** START **

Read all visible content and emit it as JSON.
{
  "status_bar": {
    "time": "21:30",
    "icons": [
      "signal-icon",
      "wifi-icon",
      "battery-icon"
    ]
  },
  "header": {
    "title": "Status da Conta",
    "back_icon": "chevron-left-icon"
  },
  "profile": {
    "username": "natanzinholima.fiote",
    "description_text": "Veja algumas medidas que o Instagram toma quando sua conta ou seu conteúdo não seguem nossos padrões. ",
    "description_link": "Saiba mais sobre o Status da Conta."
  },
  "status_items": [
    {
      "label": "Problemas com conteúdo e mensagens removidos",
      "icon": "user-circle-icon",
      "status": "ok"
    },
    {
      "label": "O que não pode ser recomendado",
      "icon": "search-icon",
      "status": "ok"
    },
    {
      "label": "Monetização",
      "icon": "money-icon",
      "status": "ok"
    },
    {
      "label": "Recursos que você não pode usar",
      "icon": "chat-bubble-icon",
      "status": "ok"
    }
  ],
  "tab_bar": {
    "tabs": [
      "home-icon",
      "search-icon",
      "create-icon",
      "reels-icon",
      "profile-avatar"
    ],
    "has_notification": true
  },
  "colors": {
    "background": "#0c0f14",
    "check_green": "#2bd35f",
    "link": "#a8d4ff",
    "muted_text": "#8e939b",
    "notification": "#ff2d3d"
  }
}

** END **

**What is needed:** From the first line to the last, retype the data exactly.

**Task output:**
Read all visible content and emit it as JSON.
{
  "status_bar": {
    "time": "21:30",
    "icons": [
      "signal-icon",
      "wifi-icon",
      "battery-icon"
    ]
  },
  "header": {
    "title": "Status da Conta",
    "back_icon": "chevron-left-icon"
  },
  "profile": {
    "username": "natanzinholima.fiote",
    "description_text": "Veja algumas medidas que o Instagram toma quando sua conta ou seu conteúdo não seguem nossos padrões. ",
    "description_link": "Saiba mais sobre o Status da Conta."
  },
  "status_items": [
    {
      "label": "Problemas com conteúdo e mensagens removidos",
      "icon": "user-circle-icon",
      "status": "ok"
    },
    {
      "label": "O que não pode ser recomendado",
      "icon": "search-icon",
      "status": "ok"
    },
    {
      "label": "Monetização",
      "icon": "money-icon",
      "status": "ok"
    },
    {
      "label": "Recursos que você não pode usar",
      "icon": "chat-bubble-icon",
      "status": "ok"
    }
  ],
  "tab_bar": {
    "tabs": [
      "home-icon",
      "search-icon",
      "create-icon",
      "reels-icon",
      "profile-avatar"
    ],
    "has_notification": true
  },
  "colors": {
    "background": "#0c0f14",
    "check_green": "#2bd35f",
    "link": "#a8d4ff",
    "muted_text": "#8e939b",
    "notification": "#ff2d3d"
  }
}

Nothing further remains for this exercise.